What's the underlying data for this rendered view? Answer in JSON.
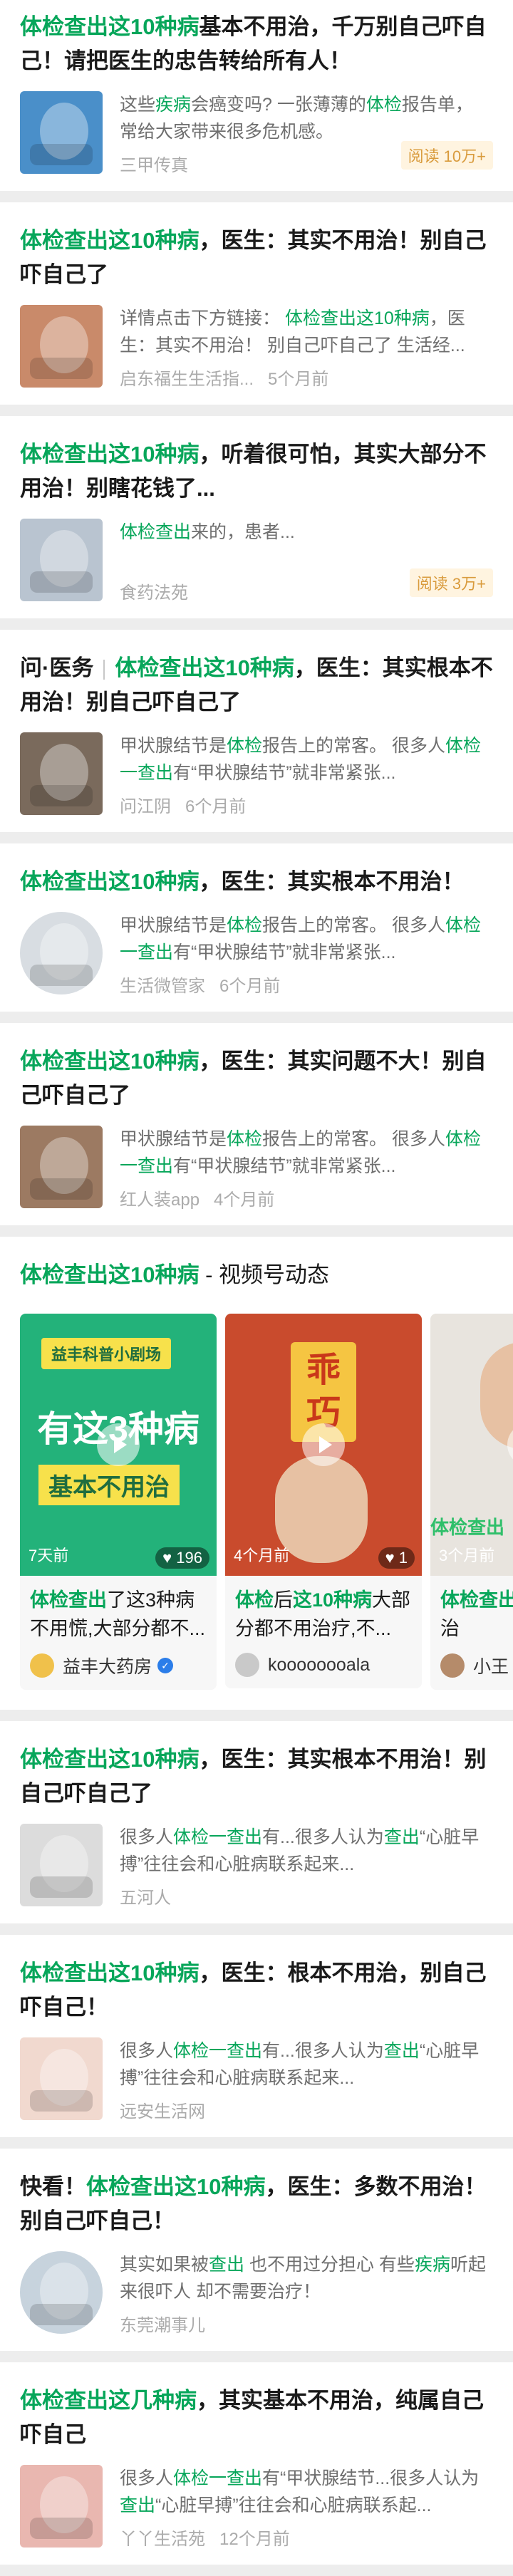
{
  "results": [
    {
      "title_parts": [
        [
          "体检查出这10种病",
          true
        ],
        [
          "基本不用治，千万别自己吓自己！请把医生的忠告转给所有人！",
          false
        ]
      ],
      "snippet_parts": [
        [
          "这些",
          false
        ],
        [
          "疾病",
          true
        ],
        [
          "会癌变吗? 一张薄薄的",
          false
        ],
        [
          "体检",
          true
        ],
        [
          "报告单， 常给大家带来很多危机感。",
          false
        ]
      ],
      "source": "三甲传真",
      "time": "",
      "badge": "阅读 10万+",
      "thumb_icon": "medical-image-icon",
      "thumb_color": "#4a8fc9"
    },
    {
      "title_parts": [
        [
          "体检查出这10种病",
          true
        ],
        [
          "，医生：其实不用治！别自己吓自己了",
          false
        ]
      ],
      "snippet_parts": [
        [
          "详情点击下方链接： ",
          false
        ],
        [
          "体检查出这10种病",
          true
        ],
        [
          "，医生：其实不用治！ 别自己吓自己了 生活经...",
          false
        ]
      ],
      "source": "启东福生生活指...",
      "time": "5个月前",
      "badge": "",
      "thumb_icon": "shoulder-pain-icon",
      "thumb_color": "#c98a6a"
    },
    {
      "title_parts": [
        [
          "体检查出这10种病",
          true
        ],
        [
          "，听着很可怕，其实大部分不用治！别瞎花钱了...",
          false
        ]
      ],
      "snippet_parts": [
        [
          "体检查出",
          true
        ],
        [
          "来的，患者...",
          false
        ]
      ],
      "source": "食药法苑",
      "time": "",
      "badge": "阅读 3万+",
      "thumb_icon": "blood-pressure-icon",
      "thumb_color": "#b9c4d0"
    },
    {
      "prefix": "问·医务",
      "title_parts": [
        [
          "体检查出这10种病",
          true
        ],
        [
          "，医生：其实根本不用治！别自己吓自己了",
          false
        ]
      ],
      "snippet_parts": [
        [
          "甲状腺结节是",
          false
        ],
        [
          "体检",
          true
        ],
        [
          "报告上的常客。 很多人",
          false
        ],
        [
          "体检一查出",
          true
        ],
        [
          "有“甲状腺结节”就非常紧张...",
          false
        ]
      ],
      "source": "问江阴",
      "time": "6个月前",
      "badge": "",
      "thumb_icon": "neck-icon",
      "thumb_color": "#7a6a5c"
    },
    {
      "title_parts": [
        [
          "体检查出这10种病",
          true
        ],
        [
          "，医生：其实根本不用治！",
          false
        ]
      ],
      "snippet_parts": [
        [
          "甲状腺结节是",
          false
        ],
        [
          "体检",
          true
        ],
        [
          "报告上的常客。 很多人",
          false
        ],
        [
          "体检一查出",
          true
        ],
        [
          "有“甲状腺结节”就非常紧张...",
          false
        ]
      ],
      "source": "生活微管家",
      "time": "6个月前",
      "badge": "",
      "round": true,
      "thumb_icon": "doctor-icon",
      "thumb_color": "#d8dde2"
    },
    {
      "title_parts": [
        [
          "体检查出这10种病",
          true
        ],
        [
          "，医生：其实问题不大！别自己吓自己了",
          false
        ]
      ],
      "snippet_parts": [
        [
          "甲状腺结节是",
          false
        ],
        [
          "体检",
          true
        ],
        [
          "报告上的常客。 很多人",
          false
        ],
        [
          "体检一查出",
          true
        ],
        [
          "有“甲状腺结节”就非常紧张...",
          false
        ]
      ],
      "source": "红人装app",
      "time": "4个月前",
      "badge": "",
      "thumb_icon": "stomach-ache-icon",
      "thumb_color": "#9c7a62"
    }
  ],
  "video_section": {
    "title_hl": "体检查出这10种病",
    "title_rest": " - 视频号动态",
    "videos": [
      {
        "banner": "益丰科普小剧场",
        "big1": "有这3种病",
        "big2": "基本不用治",
        "time": "7天前",
        "likes": "196",
        "text_parts": [
          [
            "体检查出",
            true
          ],
          [
            "了这3种病不用慌,大部分都不...",
            false
          ]
        ],
        "author": "益丰大药房",
        "verified": true,
        "bg": "#23b27a"
      },
      {
        "overlay": "乖巧",
        "time": "4个月前",
        "likes": "1",
        "text_parts": [
          [
            "体检",
            true
          ],
          [
            "后",
            false
          ],
          [
            "这10种病",
            true
          ],
          [
            "大部分都不用治疗,不...",
            false
          ]
        ],
        "author": "koooooooala",
        "verified": false,
        "bg": "#c94b2d"
      },
      {
        "overlay": "体检查出",
        "time": "3个月前",
        "likes": "",
        "text_parts": [
          [
            "体检查出",
            true
          ],
          [
            "这...本不用治",
            false
          ]
        ],
        "author": "小王",
        "verified": false,
        "bg": "#e8e4de"
      }
    ]
  },
  "results2": [
    {
      "title_parts": [
        [
          "体检查出这10种病",
          true
        ],
        [
          "，医生：其实根本不用治！别自己吓自己了",
          false
        ]
      ],
      "snippet_parts": [
        [
          "很多人",
          false
        ],
        [
          "体检一查出",
          true
        ],
        [
          "有...很多人认为",
          false
        ],
        [
          "查出",
          true
        ],
        [
          "“心脏早搏”往往会和心脏病联系起来...",
          false
        ]
      ],
      "source": "五河人",
      "time": "",
      "badge": "",
      "thumb_icon": "report-icon",
      "thumb_color": "#dcdcdc"
    },
    {
      "title_parts": [
        [
          "体检查出这10种病",
          true
        ],
        [
          "，医生：根本不用治，别自己吓自己！",
          false
        ]
      ],
      "snippet_parts": [
        [
          "很多人",
          false
        ],
        [
          "体检一查出",
          true
        ],
        [
          "有...很多人认为",
          false
        ],
        [
          "查出",
          true
        ],
        [
          "“心脏早搏”往往会和心脏病联系起来...",
          false
        ]
      ],
      "source": "远安生活网",
      "time": "",
      "badge": "",
      "thumb_icon": "heart-icon",
      "thumb_color": "#f1d9cf"
    },
    {
      "prefix_plain": "快看！",
      "title_parts": [
        [
          "体检查出这10种病",
          true
        ],
        [
          "，医生：多数不用治！别自己吓自己！",
          false
        ]
      ],
      "snippet_parts": [
        [
          "其实如果被",
          false
        ],
        [
          "查出",
          true
        ],
        [
          " 也不用过分担心 有些",
          false
        ],
        [
          "疾病",
          true
        ],
        [
          "听起来很吓人 却不需要治疗！",
          false
        ]
      ],
      "source": "东莞潮事儿",
      "time": "",
      "badge": "",
      "round": true,
      "thumb_icon": "scan-icon",
      "thumb_color": "#c7d3dd"
    },
    {
      "title_parts": [
        [
          "体检查出这几种病",
          true
        ],
        [
          "，其实基本不用治，纯属自己吓自己",
          false
        ]
      ],
      "snippet_parts": [
        [
          "很多人",
          false
        ],
        [
          "体检一查出",
          true
        ],
        [
          "有“甲状腺结节...很多人认为",
          false
        ],
        [
          "查出",
          true
        ],
        [
          "“心脏早搏”往往会和心脏病联系起...",
          false
        ]
      ],
      "source": "丫丫生活苑",
      "time": "12个月前",
      "badge": "",
      "thumb_icon": "uterus-icon",
      "thumb_color": "#e9b7b0"
    }
  ]
}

*EXERCISE REQUIREMENTS:* Extract all the data above exactly, excluding every picture.

*EXERCISE SOLUTION:*
What's the underlying data for this rendered view? Answer in JSON.
{
  "results": [
    {
      "title_parts": [
        [
          "体检查出这10种病",
          true
        ],
        [
          "基本不用治，千万别自己吓自己！请把医生的忠告转给所有人！",
          false
        ]
      ],
      "snippet_parts": [
        [
          "这些",
          false
        ],
        [
          "疾病",
          true
        ],
        [
          "会癌变吗? 一张薄薄的",
          false
        ],
        [
          "体检",
          true
        ],
        [
          "报告单， 常给大家带来很多危机感。",
          false
        ]
      ],
      "source": "三甲传真",
      "time": "",
      "badge": "阅读 10万+",
      "thumb_icon": "medical-image-icon",
      "thumb_color": "#4a8fc9"
    },
    {
      "title_parts": [
        [
          "体检查出这10种病",
          true
        ],
        [
          "，医生：其实不用治！别自己吓自己了",
          false
        ]
      ],
      "snippet_parts": [
        [
          "详情点击下方链接： ",
          false
        ],
        [
          "体检查出这10种病",
          true
        ],
        [
          "，医生：其实不用治！ 别自己吓自己了 生活经...",
          false
        ]
      ],
      "source": "启东福生生活指...",
      "time": "5个月前",
      "badge": "",
      "thumb_icon": "shoulder-pain-icon",
      "thumb_color": "#c98a6a"
    },
    {
      "title_parts": [
        [
          "体检查出这10种病",
          true
        ],
        [
          "，听着很可怕，其实大部分不用治！别瞎花钱了...",
          false
        ]
      ],
      "snippet_parts": [
        [
          "体检查出",
          true
        ],
        [
          "来的，患者...",
          false
        ]
      ],
      "source": "食药法苑",
      "time": "",
      "badge": "阅读 3万+",
      "thumb_icon": "blood-pressure-icon",
      "thumb_color": "#b9c4d0"
    },
    {
      "prefix": "问·医务",
      "title_parts": [
        [
          "体检查出这10种病",
          true
        ],
        [
          "，医生：其实根本不用治！别自己吓自己了",
          false
        ]
      ],
      "snippet_parts": [
        [
          "甲状腺结节是",
          false
        ],
        [
          "体检",
          true
        ],
        [
          "报告上的常客。 很多人",
          false
        ],
        [
          "体检一查出",
          true
        ],
        [
          "有“甲状腺结节”就非常紧张...",
          false
        ]
      ],
      "source": "问江阴",
      "time": "6个月前",
      "badge": "",
      "thumb_icon": "neck-icon",
      "thumb_color": "#7a6a5c"
    },
    {
      "title_parts": [
        [
          "体检查出这10种病",
          true
        ],
        [
          "，医生：其实根本不用治！",
          false
        ]
      ],
      "snippet_parts": [
        [
          "甲状腺结节是",
          false
        ],
        [
          "体检",
          true
        ],
        [
          "报告上的常客。 很多人",
          false
        ],
        [
          "体检一查出",
          true
        ],
        [
          "有“甲状腺结节”就非常紧张...",
          false
        ]
      ],
      "source": "生活微管家",
      "time": "6个月前",
      "badge": "",
      "round": true,
      "thumb_icon": "doctor-icon",
      "thumb_color": "#d8dde2"
    },
    {
      "title_parts": [
        [
          "体检查出这10种病",
          true
        ],
        [
          "，医生：其实问题不大！别自己吓自己了",
          false
        ]
      ],
      "snippet_parts": [
        [
          "甲状腺结节是",
          false
        ],
        [
          "体检",
          true
        ],
        [
          "报告上的常客。 很多人",
          false
        ],
        [
          "体检一查出",
          true
        ],
        [
          "有“甲状腺结节”就非常紧张...",
          false
        ]
      ],
      "source": "红人装app",
      "time": "4个月前",
      "badge": "",
      "thumb_icon": "stomach-ache-icon",
      "thumb_color": "#9c7a62"
    }
  ],
  "video_section": {
    "title_hl": "体检查出这10种病",
    "title_rest": " - 视频号动态",
    "videos": [
      {
        "banner": "益丰科普小剧场",
        "big1": "有这3种病",
        "big2": "基本不用治",
        "time": "7天前",
        "likes": "196",
        "text_parts": [
          [
            "体检查出",
            true
          ],
          [
            "了这3种病不用慌,大部分都不...",
            false
          ]
        ],
        "author": "益丰大药房",
        "verified": true,
        "bg": "#23b27a"
      },
      {
        "overlay": "乖巧",
        "time": "4个月前",
        "likes": "1",
        "text_parts": [
          [
            "体检",
            true
          ],
          [
            "后",
            false
          ],
          [
            "这10种病",
            true
          ],
          [
            "大部分都不用治疗,不...",
            false
          ]
        ],
        "author": "koooooooala",
        "verified": false,
        "bg": "#c94b2d"
      },
      {
        "overlay": "体检查出",
        "time": "3个月前",
        "likes": "",
        "text_parts": [
          [
            "体检查出",
            true
          ],
          [
            "这...本不用治",
            false
          ]
        ],
        "author": "小王",
        "verified": false,
        "bg": "#e8e4de"
      }
    ]
  },
  "results2": [
    {
      "title_parts": [
        [
          "体检查出这10种病",
          true
        ],
        [
          "，医生：其实根本不用治！别自己吓自己了",
          false
        ]
      ],
      "snippet_parts": [
        [
          "很多人",
          false
        ],
        [
          "体检一查出",
          true
        ],
        [
          "有...很多人认为",
          false
        ],
        [
          "查出",
          true
        ],
        [
          "“心脏早搏”往往会和心脏病联系起来...",
          false
        ]
      ],
      "source": "五河人",
      "time": "",
      "badge": "",
      "thumb_icon": "report-icon",
      "thumb_color": "#dcdcdc"
    },
    {
      "title_parts": [
        [
          "体检查出这10种病",
          true
        ],
        [
          "，医生：根本不用治，别自己吓自己！",
          false
        ]
      ],
      "snippet_parts": [
        [
          "很多人",
          false
        ],
        [
          "体检一查出",
          true
        ],
        [
          "有...很多人认为",
          false
        ],
        [
          "查出",
          true
        ],
        [
          "“心脏早搏”往往会和心脏病联系起来...",
          false
        ]
      ],
      "source": "远安生活网",
      "time": "",
      "badge": "",
      "thumb_icon": "heart-icon",
      "thumb_color": "#f1d9cf"
    },
    {
      "prefix_plain": "快看！",
      "title_parts": [
        [
          "体检查出这10种病",
          true
        ],
        [
          "，医生：多数不用治！别自己吓自己！",
          false
        ]
      ],
      "snippet_parts": [
        [
          "其实如果被",
          false
        ],
        [
          "查出",
          true
        ],
        [
          " 也不用过分担心 有些",
          false
        ],
        [
          "疾病",
          true
        ],
        [
          "听起来很吓人 却不需要治疗！",
          false
        ]
      ],
      "source": "东莞潮事儿",
      "time": "",
      "badge": "",
      "round": true,
      "thumb_icon": "scan-icon",
      "thumb_color": "#c7d3dd"
    },
    {
      "title_parts": [
        [
          "体检查出这几种病",
          true
        ],
        [
          "，其实基本不用治，纯属自己吓自己",
          false
        ]
      ],
      "snippet_parts": [
        [
          "很多人",
          false
        ],
        [
          "体检一查出",
          true
        ],
        [
          "有“甲状腺结节...很多人认为",
          false
        ],
        [
          "查出",
          true
        ],
        [
          "“心脏早搏”往往会和心脏病联系起...",
          false
        ]
      ],
      "source": "丫丫生活苑",
      "time": "12个月前",
      "badge": "",
      "thumb_icon": "uterus-icon",
      "thumb_color": "#e9b7b0"
    }
  ]
}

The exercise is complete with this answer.